┌─ THE INPUT

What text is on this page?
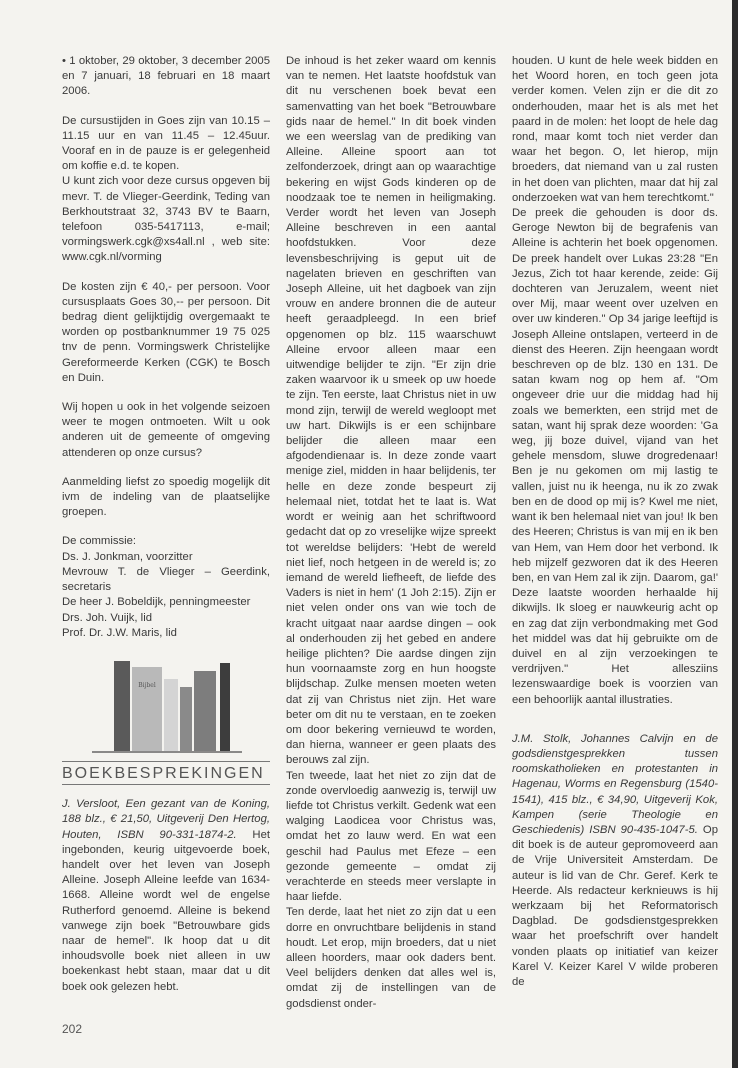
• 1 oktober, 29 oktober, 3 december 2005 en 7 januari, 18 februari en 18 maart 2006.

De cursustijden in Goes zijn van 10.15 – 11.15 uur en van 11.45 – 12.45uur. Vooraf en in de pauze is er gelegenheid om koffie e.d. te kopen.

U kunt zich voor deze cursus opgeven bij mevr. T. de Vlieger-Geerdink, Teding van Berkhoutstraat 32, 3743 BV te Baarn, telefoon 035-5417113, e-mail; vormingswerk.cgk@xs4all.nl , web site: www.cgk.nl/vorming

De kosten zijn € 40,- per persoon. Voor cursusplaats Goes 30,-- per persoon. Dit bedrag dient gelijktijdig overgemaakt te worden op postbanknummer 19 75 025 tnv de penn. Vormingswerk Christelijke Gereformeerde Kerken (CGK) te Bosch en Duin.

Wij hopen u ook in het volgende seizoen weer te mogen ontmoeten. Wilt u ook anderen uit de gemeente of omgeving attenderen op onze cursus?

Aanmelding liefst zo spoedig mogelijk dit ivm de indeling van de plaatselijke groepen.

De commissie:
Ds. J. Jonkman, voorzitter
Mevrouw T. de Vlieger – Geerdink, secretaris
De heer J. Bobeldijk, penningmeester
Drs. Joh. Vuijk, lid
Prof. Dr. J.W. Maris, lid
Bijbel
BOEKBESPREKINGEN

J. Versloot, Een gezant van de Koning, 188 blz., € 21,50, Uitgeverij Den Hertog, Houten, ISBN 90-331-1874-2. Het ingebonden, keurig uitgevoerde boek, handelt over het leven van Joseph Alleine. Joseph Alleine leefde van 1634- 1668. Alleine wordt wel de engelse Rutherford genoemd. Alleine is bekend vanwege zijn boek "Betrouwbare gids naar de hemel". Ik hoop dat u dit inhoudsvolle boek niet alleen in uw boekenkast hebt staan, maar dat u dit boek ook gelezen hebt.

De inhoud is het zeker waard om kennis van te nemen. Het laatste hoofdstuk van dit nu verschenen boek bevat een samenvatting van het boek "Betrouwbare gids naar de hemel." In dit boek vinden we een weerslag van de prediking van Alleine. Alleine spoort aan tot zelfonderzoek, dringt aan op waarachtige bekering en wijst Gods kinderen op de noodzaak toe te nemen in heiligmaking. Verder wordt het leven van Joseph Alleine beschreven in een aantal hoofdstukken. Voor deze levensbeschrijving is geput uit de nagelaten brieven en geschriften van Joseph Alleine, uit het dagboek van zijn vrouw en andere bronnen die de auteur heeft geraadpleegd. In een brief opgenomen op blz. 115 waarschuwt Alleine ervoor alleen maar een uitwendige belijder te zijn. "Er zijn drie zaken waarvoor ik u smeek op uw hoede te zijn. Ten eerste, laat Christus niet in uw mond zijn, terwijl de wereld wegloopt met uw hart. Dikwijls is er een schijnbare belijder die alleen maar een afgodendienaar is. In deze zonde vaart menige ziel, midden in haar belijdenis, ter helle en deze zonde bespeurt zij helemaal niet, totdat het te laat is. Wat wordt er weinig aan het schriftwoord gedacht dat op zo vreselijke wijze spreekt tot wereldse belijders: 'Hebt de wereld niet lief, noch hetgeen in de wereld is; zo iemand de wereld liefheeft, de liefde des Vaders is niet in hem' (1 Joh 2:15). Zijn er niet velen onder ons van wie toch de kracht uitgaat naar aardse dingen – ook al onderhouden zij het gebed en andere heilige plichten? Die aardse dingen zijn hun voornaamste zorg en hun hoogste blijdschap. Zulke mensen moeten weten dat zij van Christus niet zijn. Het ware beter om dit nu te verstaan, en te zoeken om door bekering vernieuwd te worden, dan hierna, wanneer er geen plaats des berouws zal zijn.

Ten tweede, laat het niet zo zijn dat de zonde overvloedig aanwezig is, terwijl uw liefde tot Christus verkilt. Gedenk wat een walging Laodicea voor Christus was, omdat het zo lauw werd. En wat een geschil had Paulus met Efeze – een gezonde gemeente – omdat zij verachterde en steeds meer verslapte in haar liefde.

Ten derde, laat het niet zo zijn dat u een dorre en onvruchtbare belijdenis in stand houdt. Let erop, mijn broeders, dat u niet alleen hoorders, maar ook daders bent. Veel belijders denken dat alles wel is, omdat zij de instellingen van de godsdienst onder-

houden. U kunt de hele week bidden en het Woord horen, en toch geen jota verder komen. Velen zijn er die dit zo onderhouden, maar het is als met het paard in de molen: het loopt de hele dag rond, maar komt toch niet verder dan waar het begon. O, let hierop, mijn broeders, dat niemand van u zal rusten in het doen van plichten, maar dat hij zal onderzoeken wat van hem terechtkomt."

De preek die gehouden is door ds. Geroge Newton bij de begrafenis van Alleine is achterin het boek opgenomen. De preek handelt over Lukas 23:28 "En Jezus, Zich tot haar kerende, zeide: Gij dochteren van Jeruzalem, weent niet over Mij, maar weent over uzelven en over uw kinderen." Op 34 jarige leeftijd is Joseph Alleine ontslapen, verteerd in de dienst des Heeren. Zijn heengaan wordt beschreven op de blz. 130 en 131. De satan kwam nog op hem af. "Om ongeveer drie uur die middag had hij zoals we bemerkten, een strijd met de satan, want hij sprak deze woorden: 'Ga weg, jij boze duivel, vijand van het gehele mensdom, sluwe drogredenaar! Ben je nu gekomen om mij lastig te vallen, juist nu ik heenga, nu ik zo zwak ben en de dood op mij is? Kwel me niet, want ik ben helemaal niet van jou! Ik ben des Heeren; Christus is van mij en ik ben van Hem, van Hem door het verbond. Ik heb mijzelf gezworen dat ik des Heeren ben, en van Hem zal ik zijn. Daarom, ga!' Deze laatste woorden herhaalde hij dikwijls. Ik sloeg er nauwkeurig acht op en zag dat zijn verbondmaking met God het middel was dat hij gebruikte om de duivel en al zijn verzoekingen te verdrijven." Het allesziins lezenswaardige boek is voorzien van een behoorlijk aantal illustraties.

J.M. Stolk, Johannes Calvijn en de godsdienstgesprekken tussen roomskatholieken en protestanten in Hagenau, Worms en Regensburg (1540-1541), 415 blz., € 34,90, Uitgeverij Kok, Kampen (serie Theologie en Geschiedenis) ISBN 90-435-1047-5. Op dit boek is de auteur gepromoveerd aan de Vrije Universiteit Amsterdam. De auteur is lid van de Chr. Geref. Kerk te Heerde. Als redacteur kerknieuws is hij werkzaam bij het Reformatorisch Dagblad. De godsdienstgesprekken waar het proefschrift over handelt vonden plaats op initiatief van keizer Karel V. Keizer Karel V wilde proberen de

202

└─
┌─ THE INPUT

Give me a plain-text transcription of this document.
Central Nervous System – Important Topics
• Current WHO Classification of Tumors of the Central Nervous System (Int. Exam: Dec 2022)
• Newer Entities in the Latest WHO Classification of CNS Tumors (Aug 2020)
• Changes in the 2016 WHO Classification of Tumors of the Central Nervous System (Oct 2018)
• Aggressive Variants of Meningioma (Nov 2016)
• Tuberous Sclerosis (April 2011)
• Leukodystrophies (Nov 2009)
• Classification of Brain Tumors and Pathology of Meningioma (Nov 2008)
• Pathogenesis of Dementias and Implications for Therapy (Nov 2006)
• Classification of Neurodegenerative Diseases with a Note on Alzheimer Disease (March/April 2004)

└─
┌─ THE INPUT

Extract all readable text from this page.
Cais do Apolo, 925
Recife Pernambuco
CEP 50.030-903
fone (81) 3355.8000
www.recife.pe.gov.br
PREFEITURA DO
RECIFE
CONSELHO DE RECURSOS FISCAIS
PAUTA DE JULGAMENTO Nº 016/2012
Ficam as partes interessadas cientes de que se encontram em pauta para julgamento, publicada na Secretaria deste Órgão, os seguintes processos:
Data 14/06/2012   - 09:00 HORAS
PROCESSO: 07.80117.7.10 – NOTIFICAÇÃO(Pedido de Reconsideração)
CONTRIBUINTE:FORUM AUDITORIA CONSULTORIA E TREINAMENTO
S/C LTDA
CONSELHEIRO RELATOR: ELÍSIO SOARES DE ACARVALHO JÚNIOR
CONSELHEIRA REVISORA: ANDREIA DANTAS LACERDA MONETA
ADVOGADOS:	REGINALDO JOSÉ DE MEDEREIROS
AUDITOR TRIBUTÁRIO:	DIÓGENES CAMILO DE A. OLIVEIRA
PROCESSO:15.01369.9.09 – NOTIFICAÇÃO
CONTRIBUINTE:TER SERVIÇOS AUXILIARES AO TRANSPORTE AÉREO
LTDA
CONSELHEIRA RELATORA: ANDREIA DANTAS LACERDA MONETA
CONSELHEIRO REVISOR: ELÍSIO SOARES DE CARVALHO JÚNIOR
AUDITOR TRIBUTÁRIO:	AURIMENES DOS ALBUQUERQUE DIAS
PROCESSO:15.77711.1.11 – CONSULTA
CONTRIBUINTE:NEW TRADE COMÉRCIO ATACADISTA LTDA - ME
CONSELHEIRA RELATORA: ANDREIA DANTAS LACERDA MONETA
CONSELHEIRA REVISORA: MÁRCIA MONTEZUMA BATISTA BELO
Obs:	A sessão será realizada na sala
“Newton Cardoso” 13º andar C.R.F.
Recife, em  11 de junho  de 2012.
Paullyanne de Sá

└─

WHAT YOU NEED TO DO: One number only, please: the count of lines in the data that hold the word "CONTRIBUINTE".

EXERCISE SOLUTION: 3